The warnings about unsafe buffer usage would be valid no matter what Standard Library implementation is used and I can imagine the FixIts to exist in different flavors.
We don't plan to target any other Standard Library implementation but the machinery we'll bring up should allow that to be implemented in the future.


================
Comment at: clang/docs/SafeBuffers.rst:365-370
+The fixits emitted by the warning are correct modulo placeholders. Placeholders
+are the only reason why fixed code is allowed to fail to compile.
+Incorrectly resolving the placeholder is the only reason why fixed code
+will demonstrate incorrect runtime behavior compared to the original code.
+In an otherwise well-formed program it is always possible (and usually easy)
+to resolve the placeholder correctly.
----------------
NoQ wrote:
> aaron.ballman wrote:
> > jkorous wrote:
> > > aaron.ballman wrote:
> > > > Because fixits can be applied automatically to an entire source file, we don't typically allow fix-its that can break code (or fixits where there are multiple choices for the user to pick from) unless they're attached to a *note* instead of a warning (or error).
> > > > 
> > > > Are you planning to follow that same pattern when placeholders are involved?

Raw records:
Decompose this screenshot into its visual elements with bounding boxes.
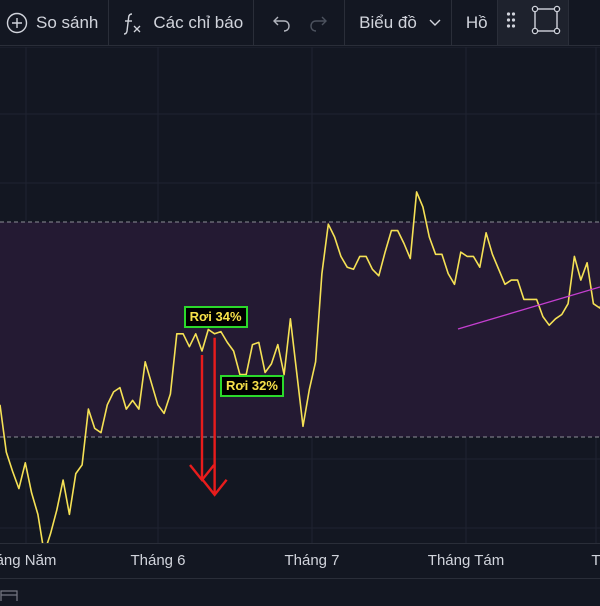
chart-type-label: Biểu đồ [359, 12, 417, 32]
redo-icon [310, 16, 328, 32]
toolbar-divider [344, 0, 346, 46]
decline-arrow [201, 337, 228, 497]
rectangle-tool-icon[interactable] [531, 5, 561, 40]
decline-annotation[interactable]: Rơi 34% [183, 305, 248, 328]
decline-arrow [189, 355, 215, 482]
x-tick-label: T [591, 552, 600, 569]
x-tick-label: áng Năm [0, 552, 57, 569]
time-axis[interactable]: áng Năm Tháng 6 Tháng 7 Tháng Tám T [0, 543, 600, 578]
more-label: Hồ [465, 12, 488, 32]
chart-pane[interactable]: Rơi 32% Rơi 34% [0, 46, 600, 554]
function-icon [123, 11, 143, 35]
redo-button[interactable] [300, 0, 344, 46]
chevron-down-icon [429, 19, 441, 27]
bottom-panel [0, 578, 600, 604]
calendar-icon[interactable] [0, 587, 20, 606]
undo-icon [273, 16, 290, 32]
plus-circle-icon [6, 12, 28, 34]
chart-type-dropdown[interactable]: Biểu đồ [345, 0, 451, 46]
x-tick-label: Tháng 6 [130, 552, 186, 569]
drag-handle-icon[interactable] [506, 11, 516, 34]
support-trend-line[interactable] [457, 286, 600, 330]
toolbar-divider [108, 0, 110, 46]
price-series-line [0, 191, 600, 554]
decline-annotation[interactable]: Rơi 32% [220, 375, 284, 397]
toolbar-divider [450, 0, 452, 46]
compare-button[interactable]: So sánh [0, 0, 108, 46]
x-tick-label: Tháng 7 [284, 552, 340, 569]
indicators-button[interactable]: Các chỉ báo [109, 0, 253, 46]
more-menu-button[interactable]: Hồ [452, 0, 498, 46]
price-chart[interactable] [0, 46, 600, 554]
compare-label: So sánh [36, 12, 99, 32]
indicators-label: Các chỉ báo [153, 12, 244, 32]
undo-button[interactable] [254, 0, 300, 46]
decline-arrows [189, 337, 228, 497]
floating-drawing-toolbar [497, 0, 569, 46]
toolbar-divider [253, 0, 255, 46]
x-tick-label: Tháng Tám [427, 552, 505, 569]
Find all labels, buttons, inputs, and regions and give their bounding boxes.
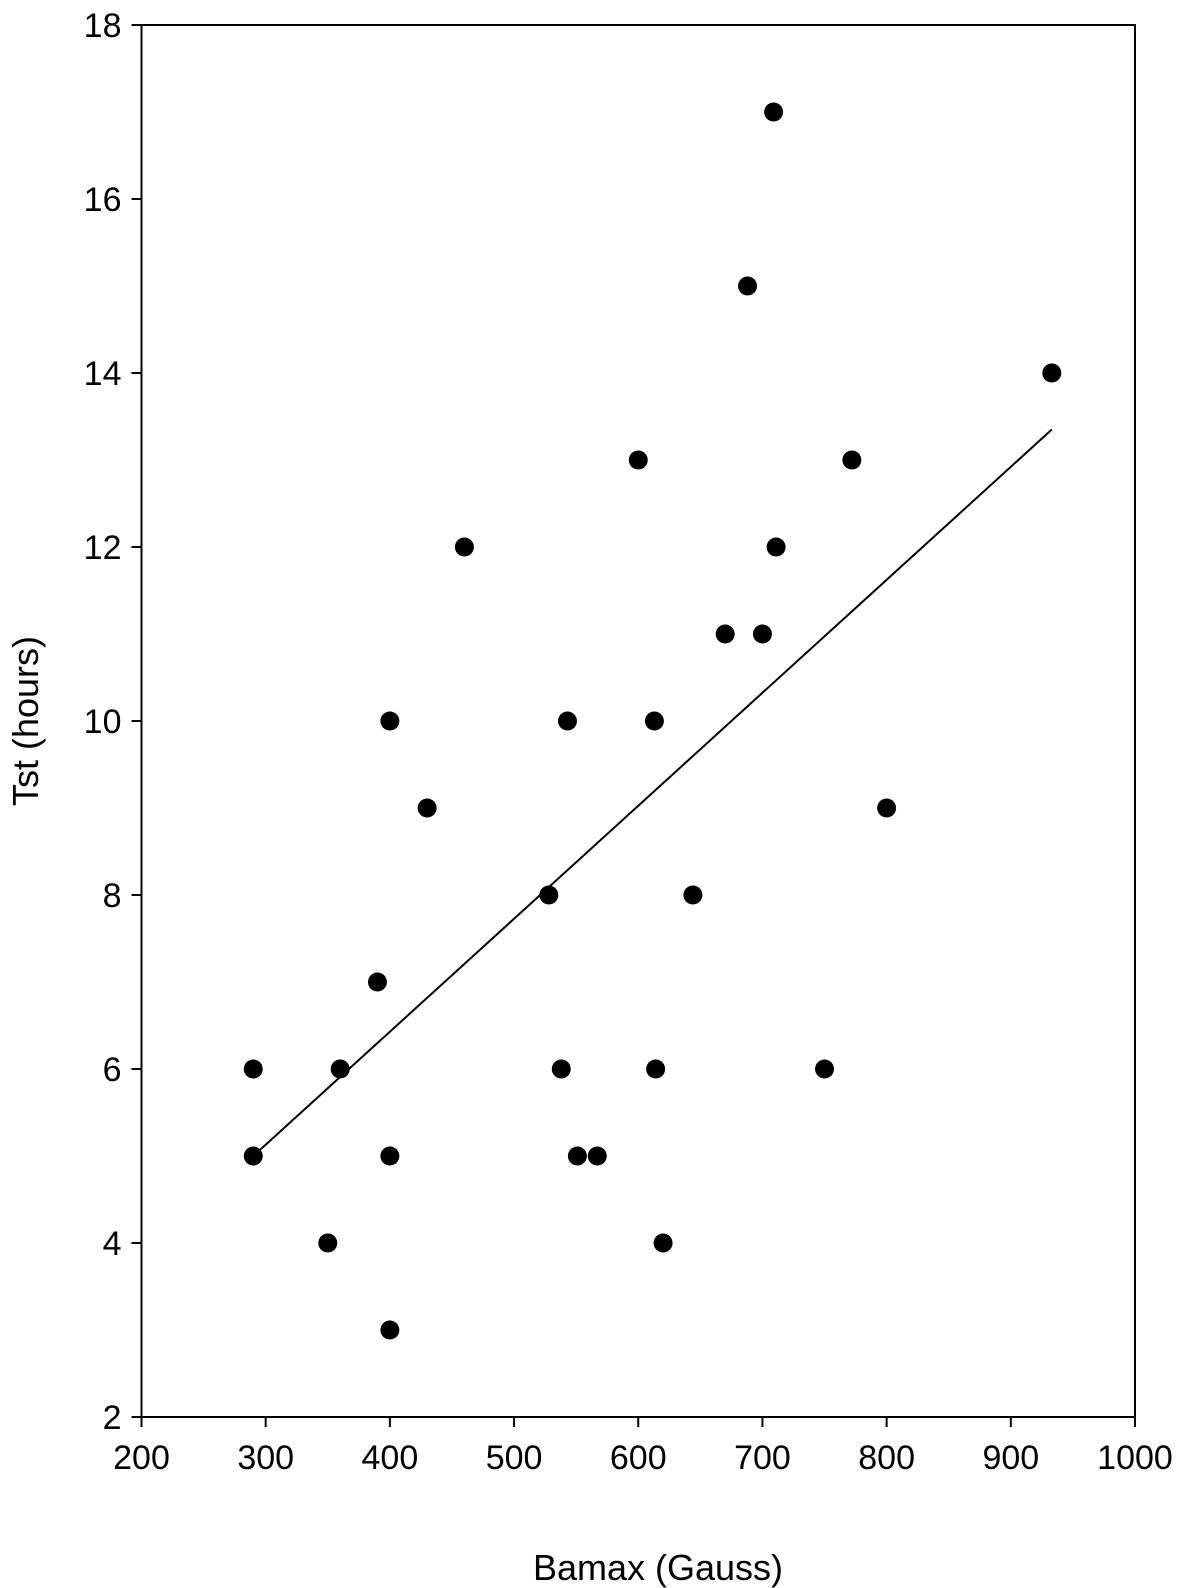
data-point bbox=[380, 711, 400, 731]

EXERCISE BRIEF
Carry on the code review thread about the SafeBuffers fix-its from the point where it stops.

ANSWER TO THE EXERCISE
> > > > 
> > > > (For example, one potential use for automatic fix-its is to apply them automatically to source on commit before running precommit CI; similar to how folks sometimes run clang-format to automate "the source is different before/after the clang-format, so you should look into that".)
> > > That's an extremely interesting question! Let me add our current thinking as a context for the discussion.
> > > 
> > > Our analysis will have its limits and will not be able to provide 100% complete and guaranteed correct code transformation in every case.
> > > 
> > > At the same time it sounds suboptimal both from our and our users perspective to not emit anything for such situations.
> > > Imagine we have a code transformation that affects 20 lines of code and all we need is for the user to address a single function call argument. 
> > > The thought of bailing, producing just a warning and having user to manually change all 20 lines of code sounds very unsatisfactory to me.
> > > That's why we are thinking to use placeholders.
> > > 
> > > The next question is - can we not break the code when using placeholders?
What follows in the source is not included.